Excerpted data:
▶

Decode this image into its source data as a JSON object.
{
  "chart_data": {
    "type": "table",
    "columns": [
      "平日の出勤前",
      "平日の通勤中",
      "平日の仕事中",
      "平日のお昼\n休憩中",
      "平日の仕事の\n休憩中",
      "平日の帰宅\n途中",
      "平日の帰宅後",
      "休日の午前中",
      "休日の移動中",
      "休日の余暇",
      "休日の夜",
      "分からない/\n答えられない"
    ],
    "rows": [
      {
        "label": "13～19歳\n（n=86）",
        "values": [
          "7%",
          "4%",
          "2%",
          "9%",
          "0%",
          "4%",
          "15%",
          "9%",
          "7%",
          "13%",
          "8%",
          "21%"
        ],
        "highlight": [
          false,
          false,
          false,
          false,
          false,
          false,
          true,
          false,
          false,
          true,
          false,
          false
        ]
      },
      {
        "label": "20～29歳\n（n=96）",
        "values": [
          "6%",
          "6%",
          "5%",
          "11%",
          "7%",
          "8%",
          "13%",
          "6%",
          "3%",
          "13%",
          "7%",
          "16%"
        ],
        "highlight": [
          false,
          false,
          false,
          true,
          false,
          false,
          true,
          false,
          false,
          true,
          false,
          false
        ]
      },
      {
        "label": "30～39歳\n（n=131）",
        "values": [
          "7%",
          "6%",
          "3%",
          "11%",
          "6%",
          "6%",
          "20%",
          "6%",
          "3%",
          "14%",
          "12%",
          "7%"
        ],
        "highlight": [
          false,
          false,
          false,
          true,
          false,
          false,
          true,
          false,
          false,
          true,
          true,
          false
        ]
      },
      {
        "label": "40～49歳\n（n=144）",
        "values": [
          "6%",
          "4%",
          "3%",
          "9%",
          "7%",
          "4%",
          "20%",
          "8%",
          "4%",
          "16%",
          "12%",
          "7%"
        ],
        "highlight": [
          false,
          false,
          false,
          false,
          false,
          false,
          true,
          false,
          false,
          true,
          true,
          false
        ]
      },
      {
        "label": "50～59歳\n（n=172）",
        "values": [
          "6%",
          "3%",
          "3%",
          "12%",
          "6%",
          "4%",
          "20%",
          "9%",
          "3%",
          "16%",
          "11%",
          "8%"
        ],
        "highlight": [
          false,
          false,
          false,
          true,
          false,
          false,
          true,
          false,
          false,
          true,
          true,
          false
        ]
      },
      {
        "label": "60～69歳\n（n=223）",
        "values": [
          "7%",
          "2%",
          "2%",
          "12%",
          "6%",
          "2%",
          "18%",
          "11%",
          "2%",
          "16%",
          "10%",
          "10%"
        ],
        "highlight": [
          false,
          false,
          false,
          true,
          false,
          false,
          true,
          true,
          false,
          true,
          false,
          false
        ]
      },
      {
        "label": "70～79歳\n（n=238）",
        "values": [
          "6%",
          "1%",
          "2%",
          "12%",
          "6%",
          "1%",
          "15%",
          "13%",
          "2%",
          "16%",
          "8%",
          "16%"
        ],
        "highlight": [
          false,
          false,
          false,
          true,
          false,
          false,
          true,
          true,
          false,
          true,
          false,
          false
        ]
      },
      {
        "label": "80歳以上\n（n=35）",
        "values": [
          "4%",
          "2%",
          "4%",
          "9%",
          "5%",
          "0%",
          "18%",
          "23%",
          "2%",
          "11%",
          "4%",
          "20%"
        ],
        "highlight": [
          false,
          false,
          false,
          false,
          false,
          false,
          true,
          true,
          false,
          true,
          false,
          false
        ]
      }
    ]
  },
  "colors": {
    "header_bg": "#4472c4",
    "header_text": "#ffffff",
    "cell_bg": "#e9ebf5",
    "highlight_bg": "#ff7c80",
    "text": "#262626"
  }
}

◀

Goal of the exercise: Each entry above needs to be retyped exactly.

Written response:
Decode this image into its source data as a JSON object.
{
  "chart_data": {
    "type": "table",
    "columns": [
      "平日の出勤前",
      "平日の通勤中",
      "平日の仕事中",
      "平日のお昼\n休憩中",
      "平日の仕事の\n休憩中",
      "平日の帰宅\n途中",
      "平日の帰宅後",
      "休日の午前中",
      "休日の移動中",
      "休日の余暇",
      "休日の夜",
      "分からない/\n答えられない"
    ],
    "rows": [
      {
        "label": "13～19歳\n（n=86）",
        "values": [
          "7%",
          "4%",
          "2%",
          "9%",
          "0%",
          "4%",
          "15%",
          "9%",
          "7%",
          "13%",
          "8%",
          "21%"
        ],
        "highlight": [
          false,
          false,
          false,
          false,
          false,
          false,
          true,
          false,
          false,
          true,
          false,
          false
        ]
      },
      {
        "label": "20～29歳\n（n=96）",
        "values": [
          "6%",
          "6%",
          "5%",
          "11%",
          "7%",
          "8%",
          "13%",
          "6%",
          "3%",
          "13%",
          "7%",
          "16%"
        ],
        "highlight": [
          false,
          false,
          false,
          true,
          false,
          false,
          true,
          false,
          false,
          true,
          false,
          false
        ]
      },
      {
        "label": "30～39歳\n（n=131）",
        "values": [
          "7%",
          "6%",
          "3%",
          "11%",
          "6%",
          "6%",
          "20%",
          "6%",
          "3%",
          "14%",
          "12%",
          "7%"
        ],
        "highlight": [
          false,
          false,
          false,
          true,
          false,
          false,
          true,
          false,
          false,
          true,
          true,
          false
        ]
      },
      {
        "label": "40～49歳\n（n=144）",
        "values": [
          "6%",
          "4%",
          "3%",
          "9%",
          "7%",
          "4%",
          "20%",
          "8%",
          "4%",
          "16%",
          "12%",
          "7%"
        ],
        "highlight": [
          false,
          false,
          false,
          false,
          false,
          false,
          true,
          false,
          false,
          true,
          true,
          false
        ]
      },
      {
        "label": "50～59歳\n（n=172）",
        "values": [
          "6%",
          "3%",
          "3%",
          "12%",
          "6%",
          "4%",
          "20%",
          "9%",
          "3%",
          "16%",
          "11%",
          "8%"
        ],
        "highlight": [
          false,
          false,
          false,
          true,
          false,
          false,
          true,
          false,
          false,
          true,
          true,
          false
        ]
      },
      {
        "label": "60～69歳\n（n=223）",
        "values": [
          "7%",
          "2%",
          "2%",
          "12%",
          "6%",
          "2%",
          "18%",
          "11%",
          "2%",
          "16%",
          "10%",
          "10%"
        ],
        "highlight": [
          false,
          false,
          false,
          true,
          false,
          false,
          true,
          true,
          false,
          true,
          false,
          false
        ]
      },
      {
        "label": "70～79歳\n（n=238）",
        "values": [
          "6%",
          "1%",
          "2%",
          "12%",
          "6%",
          "1%",
          "15%",
          "13%",
          "2%",
          "16%",
          "8%",
          "16%"
        ],
        "highlight": [
          false,
          false,
          false,
          true,
          false,
          false,
          true,
          true,
          false,
          true,
          false,
          false
        ]
      },
      {
        "label": "80歳以上\n（n=35）",
        "values": [
          "4%",
          "2%",
          "4%",
          "9%",
          "5%",
          "0%",
          "18%",
          "23%",
          "2%",
          "11%",
          "4%",
          "20%"
        ],
        "highlight": [
          false,
          false,
          false,
          false,
          false,
          false,
          true,
          true,
          false,
          true,
          false,
          false
        ]
      }
    ]
  },
  "colors": {
    "header_bg": "#4472c4",
    "header_text": "#ffffff",
    "cell_bg": "#e9ebf5",
    "highlight_bg": "#ff7c80",
    "text": "#262626"
  }
}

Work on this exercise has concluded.